§ **Saved entries**:
————————

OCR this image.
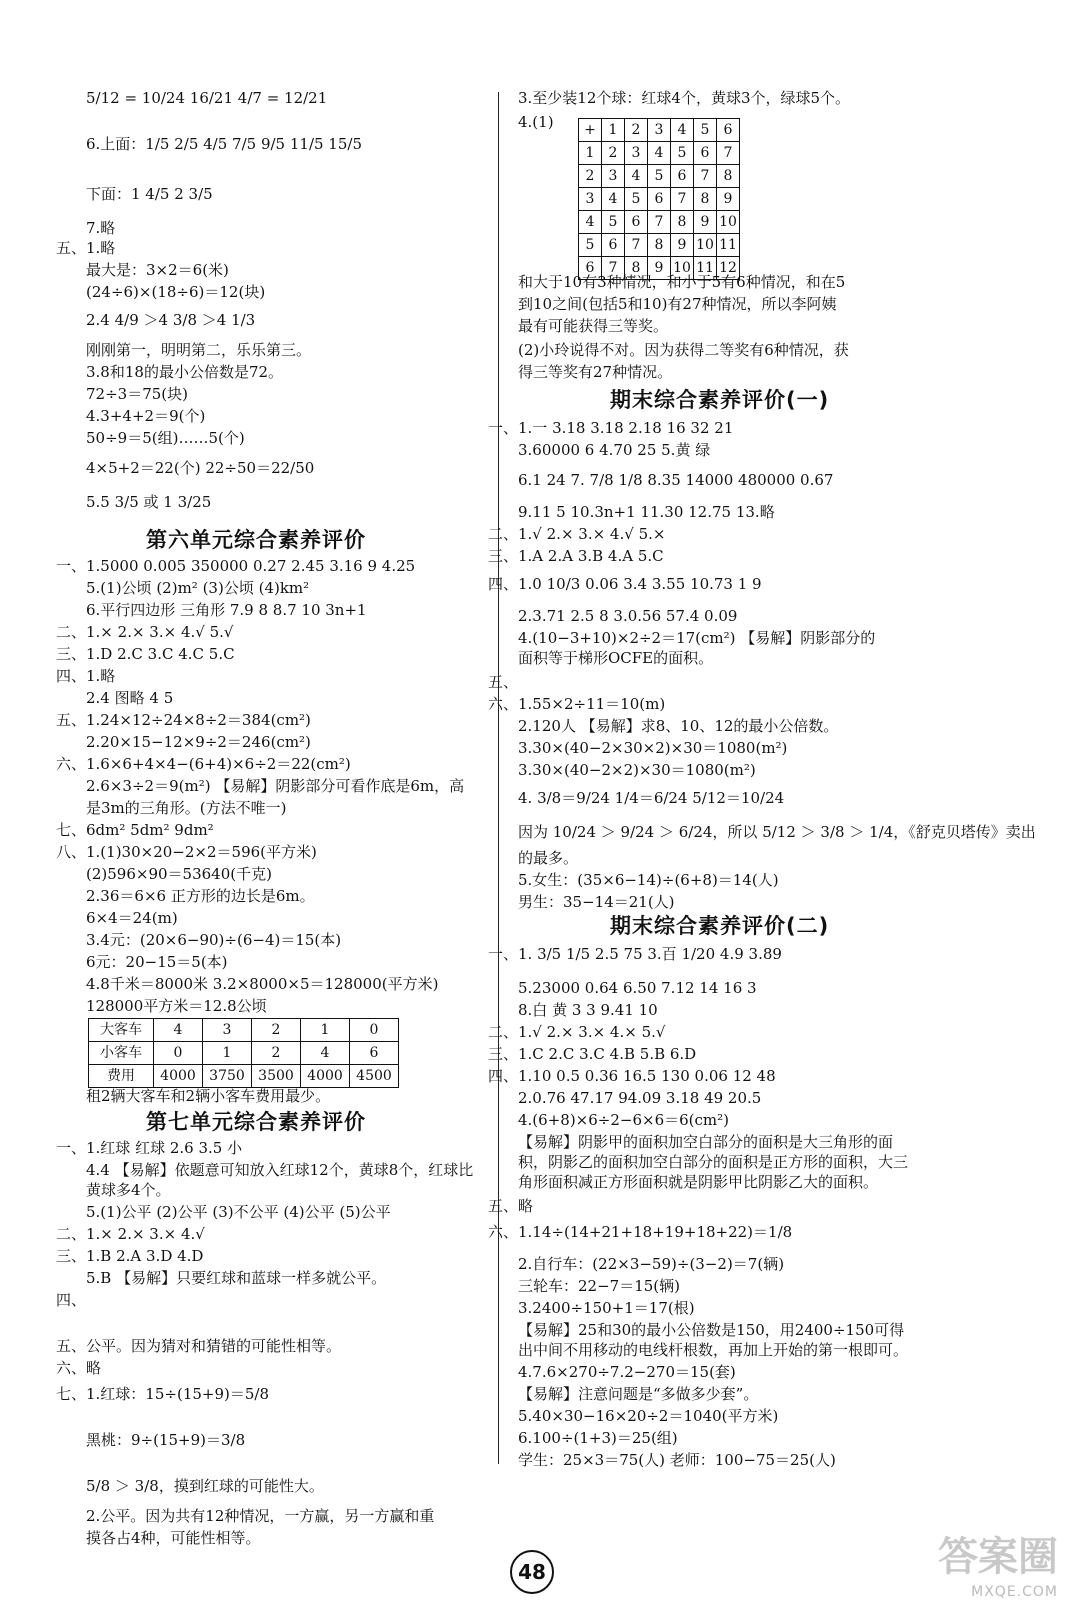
5/12 = 10/24 16/21 4/7 = 12/21
6.上面：1/5 2/5 4/5 7/5 9/5 11/5 15/5
下面：1 4/5 2 3/5
7.略
五、1.略
最大是：3×2＝6(米)
(24÷6)×(18÷6)＝12(块)
2.4 4/9 ＞4 3/8 ＞4 1/3
刚刚第一，明明第二，乐乐第三。
3.8和18的最小公倍数是72。
72÷3＝75(块)
4.3+4+2＝9(个)
50÷9＝5(组)……5(个)
4×5+2＝22(个) 22÷50＝22/50
5.5 3/5 或 1 3/25
第六单元综合素养评价
一、1.5000 0.005 350000 0.27 2.45 3.16 9 4.25
5.(1)公顷 (2)m² (3)公顷 (4)km²
6.平行四边形 三角形 7.9 8 8.7 10 3n+1
二、1.× 2.× 3.× 4.√ 5.√
三、1.D 2.C 3.C 4.C 5.C
四、1.略
2.4 图略 4 5
五、1.24×12÷24×8÷2＝384(cm²)
2.20×15−12×9÷2＝246(cm²)
六、1.6×6+4×4−(6+4)×6÷2＝22(cm²)
2.6×3÷2＝9(m²) 【易解】阴影部分可看作底是6m，高
是3m的三角形。(方法不唯一)
七、6dm² 5dm² 9dm²
八、1.(1)30×20−2×2＝596(平方米)
(2)596×90＝53640(千克)
2.36＝6×6 正方形的边长是6m。
6×4＝24(m)
3.4元：(20×6−90)÷(6−4)＝15(本)
6元：20−15＝5(本)
4.8千米＝8000米 3.2×8000×5＝128000(平方米)
128000平方米＝12.8公顷
大客车	4	3	2	1	0
小客车	0	1	2	4	6
费用	4000	3750	3500	4000	4500
租2辆大客车和2辆小客车费用最少。
第七单元综合素养评价
一、1.红球 红球 2.6 3.5 小
4.4 【易解】依题意可知放入红球12个，黄球8个，红球比
黄球多4个。
5.(1)公平 (2)公平 (3)不公平 (4)公平 (5)公平
二、1.× 2.× 3.× 4.√
三、1.B 2.A 3.D 4.D
5.B 【易解】只要红球和蓝球一样多就公平。
四、
五、公平。因为猜对和猜错的可能性相等。
六、略
七、1.红球：15÷(15+9)＝5/8
黑桃：9÷(15+9)＝3/8
5/8 ＞ 3/8，摸到红球的可能性大。
2.公平。因为共有12种情况，一方赢，另一方赢和重
摸各占4种，可能性相等。
3.至少装12个球：红球4个，黄球3个，绿球5个。
4.(1) +	1	2	3	4	5	6
1	2	3	4	5	6	7
2	3	4	5	6	7	8
3	4	5	6	7	8	9
4	5	6	7	8	9	10
5	6	7	8	9	10	11
6	7	8	9	10	11	12
和大于10有3种情况，和小于5有6种情况，和在5
到10之间(包括5和10)有27种情况，所以李阿姨
最有可能获得三等奖。
(2)小玲说得不对。因为获得二等奖有6种情况，获
得三等奖有27种情况。
期末综合素养评价(一)
一、1.一 3.18 3.18 2.18 16 32 21
3.60000 6 4.70 25 5.黄 绿
6.1 24 7. 7/8 1/8 8.35 14000 480000 0.67
9.11 5 10.3n+1 11.30 12.75 13.略
二、1.√ 2.× 3.× 4.√ 5.×
三、1.A 2.A 3.B 4.A 5.C
四、1.0 10/3 0.06 3.4 3.55 10.73 1 9
2.3.71 2.5 8 3.0.56 57.4 0.09
4.(10−3+10)×2÷2＝17(cm²) 【易解】阴影部分的
面积等于梯形OCFE的面积。
五、
六、1.55×2÷11＝10(m)
2.120人 【易解】求8、10、12的最小公倍数。
3.30×(40−2×30×2)×30＝1080(m²)
3.30×(40−2×2)×30＝1080(m²)
4. 3/8＝9/24 1/4＝6/24 5/12＝10/24
因为 10/24 ＞ 9/24 ＞ 6/24，所以 5/12 ＞ 3/8 ＞ 1/4，《舒克贝塔传》卖出
的最多。
5.女生：(35×6−14)÷(6+8)＝14(人)
男生：35−14＝21(人)
期末综合素养评价(二)
一、1. 3/5 1/5 2.5 75 3.百 1/20 4.9 3.89
5.23000 0.64 6.50 7.12 14 16 3
8.白 黄 3 3 9.41 10
二、1.√ 2.× 3.× 4.× 5.√
三、1.C 2.C 3.C 4.B 5.B 6.D
四、1.10 0.5 0.36 16.5 130 0.06 12 48
2.0.76 47.17 94.09 3.18 49 20.5
4.(6+8)×6÷2−6×6＝6(cm²)
【易解】阴影甲的面积加空白部分的面积是大三角形的面
积，阴影乙的面积加空白部分的面积是正方形的面积，大三
角形面积减正方形面积就是阴影甲比阴影乙大的面积。
五、略
六、1.14÷(14+21+18+19+18+22)＝1/8
2.自行车：(22×3−59)÷(3−2)＝7(辆)
三轮车：22−7＝15(辆)
3.2400÷150+1＝17(根)
【易解】25和30的最小公倍数是150，用2400÷150可得
出中间不用移动的电线杆根数，再加上开始的第一根即可。
4.7.6×270÷7.2−270＝15(套)
【易解】注意问题是“多做多少套”。
5.40×30−16×20÷2＝1040(平方米)
6.100÷(1+3)＝25(组)
学生：25×3＝75(人) 老师：100−75＝25(人)
48	答案圈
MXQE.COM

————————

Each line above is to be copied verbatim. Drop any image from the copy.

§ **TASK SOLUTION**:
OCR this image.
5/12 = 10/24 16/21 4/7 = 12/21
6.上面：1/5 2/5 4/5 7/5 9/5 11/5 15/5
下面：1 4/5 2 3/5
7.略
五、1.略
最大是：3×2＝6(米)
(24÷6)×(18÷6)＝12(块)
2.4 4/9 ＞4 3/8 ＞4 1/3
刚刚第一，明明第二，乐乐第三。
3.8和18的最小公倍数是72。
72÷3＝75(块)
4.3+4+2＝9(个)
50÷9＝5(组)……5(个)
4×5+2＝22(个) 22÷50＝22/50
5.5 3/5 或 1 3/25
第六单元综合素养评价
一、1.5000 0.005 350000 0.27 2.45 3.16 9 4.25
5.(1)公顷 (2)m² (3)公顷 (4)km²
6.平行四边形 三角形 7.9 8 8.7 10 3n+1
二、1.× 2.× 3.× 4.√ 5.√
三、1.D 2.C 3.C 4.C 5.C
四、1.略
2.4 图略 4 5
五、1.24×12÷24×8÷2＝384(cm²)
2.20×15−12×9÷2＝246(cm²)
六、1.6×6+4×4−(6+4)×6÷2＝22(cm²)
2.6×3÷2＝9(m²) 【易解】阴影部分可看作底是6m，高
是3m的三角形。(方法不唯一)
七、6dm² 5dm² 9dm²
八、1.(1)30×20−2×2＝596(平方米)
(2)596×90＝53640(千克)
2.36＝6×6 正方形的边长是6m。
6×4＝24(m)
3.4元：(20×6−90)÷(6−4)＝15(本)
6元：20−15＝5(本)
4.8千米＝8000米 3.2×8000×5＝128000(平方米)
128000平方米＝12.8公顷
大客车	4	3	2	1	0
小客车	0	1	2	4	6
费用	4000	3750	3500	4000	4500
租2辆大客车和2辆小客车费用最少。
第七单元综合素养评价
一、1.红球 红球 2.6 3.5 小
4.4 【易解】依题意可知放入红球12个，黄球8个，红球比
黄球多4个。
5.(1)公平 (2)公平 (3)不公平 (4)公平 (5)公平
二、1.× 2.× 3.× 4.√
三、1.B 2.A 3.D 4.D
5.B 【易解】只要红球和蓝球一样多就公平。
四、
五、公平。因为猜对和猜错的可能性相等。
六、略
七、1.红球：15÷(15+9)＝5/8
黑桃：9÷(15+9)＝3/8
5/8 ＞ 3/8，摸到红球的可能性大。
2.公平。因为共有12种情况，一方赢，另一方赢和重
摸各占4种，可能性相等。
3.至少装12个球：红球4个，黄球3个，绿球5个。
4.(1) +	1	2	3	4	5	6
1	2	3	4	5	6	7
2	3	4	5	6	7	8
3	4	5	6	7	8	9
4	5	6	7	8	9	10
5	6	7	8	9	10	11
6	7	8	9	10	11	12
和大于10有3种情况，和小于5有6种情况，和在5
到10之间(包括5和10)有27种情况，所以李阿姨
最有可能获得三等奖。
(2)小玲说得不对。因为获得二等奖有6种情况，获
得三等奖有27种情况。
期末综合素养评价(一)
一、1.一 3.18 3.18 2.18 16 32 21
3.60000 6 4.70 25 5.黄 绿
6.1 24 7. 7/8 1/8 8.35 14000 480000 0.67
9.11 5 10.3n+1 11.30 12.75 13.略
二、1.√ 2.× 3.× 4.√ 5.×
三、1.A 2.A 3.B 4.A 5.C
四、1.0 10/3 0.06 3.4 3.55 10.73 1 9
2.3.71 2.5 8 3.0.56 57.4 0.09
4.(10−3+10)×2÷2＝17(cm²) 【易解】阴影部分的
面积等于梯形OCFE的面积。
五、
六、1.55×2÷11＝10(m)
2.120人 【易解】求8、10、12的最小公倍数。
3.30×(40−2×30×2)×30＝1080(m²)
3.30×(40−2×2)×30＝1080(m²)
4. 3/8＝9/24 1/4＝6/24 5/12＝10/24
因为 10/24 ＞ 9/24 ＞ 6/24，所以 5/12 ＞ 3/8 ＞ 1/4，《舒克贝塔传》卖出
的最多。
5.女生：(35×6−14)÷(6+8)＝14(人)
男生：35−14＝21(人)
期末综合素养评价(二)
一、1. 3/5 1/5 2.5 75 3.百 1/20 4.9 3.89
5.23000 0.64 6.50 7.12 14 16 3
8.白 黄 3 3 9.41 10
二、1.√ 2.× 3.× 4.× 5.√
三、1.C 2.C 3.C 4.B 5.B 6.D
四、1.10 0.5 0.36 16.5 130 0.06 12 48
2.0.76 47.17 94.09 3.18 49 20.5
4.(6+8)×6÷2−6×6＝6(cm²)
【易解】阴影甲的面积加空白部分的面积是大三角形的面
积，阴影乙的面积加空白部分的面积是正方形的面积，大三
角形面积减正方形面积就是阴影甲比阴影乙大的面积。
五、略
六、1.14÷(14+21+18+19+18+22)＝1/8
2.自行车：(22×3−59)÷(3−2)＝7(辆)
三轮车：22−7＝15(辆)
3.2400÷150+1＝17(根)
【易解】25和30的最小公倍数是150，用2400÷150可得
出中间不用移动的电线杆根数，再加上开始的第一根即可。
4.7.6×270÷7.2−270＝15(套)
【易解】注意问题是“多做多少套”。
5.40×30−16×20÷2＝1040(平方米)
6.100÷(1+3)＝25(组)
学生：25×3＝75(人) 老师：100−75＝25(人)
48	答案圈
MXQE.COM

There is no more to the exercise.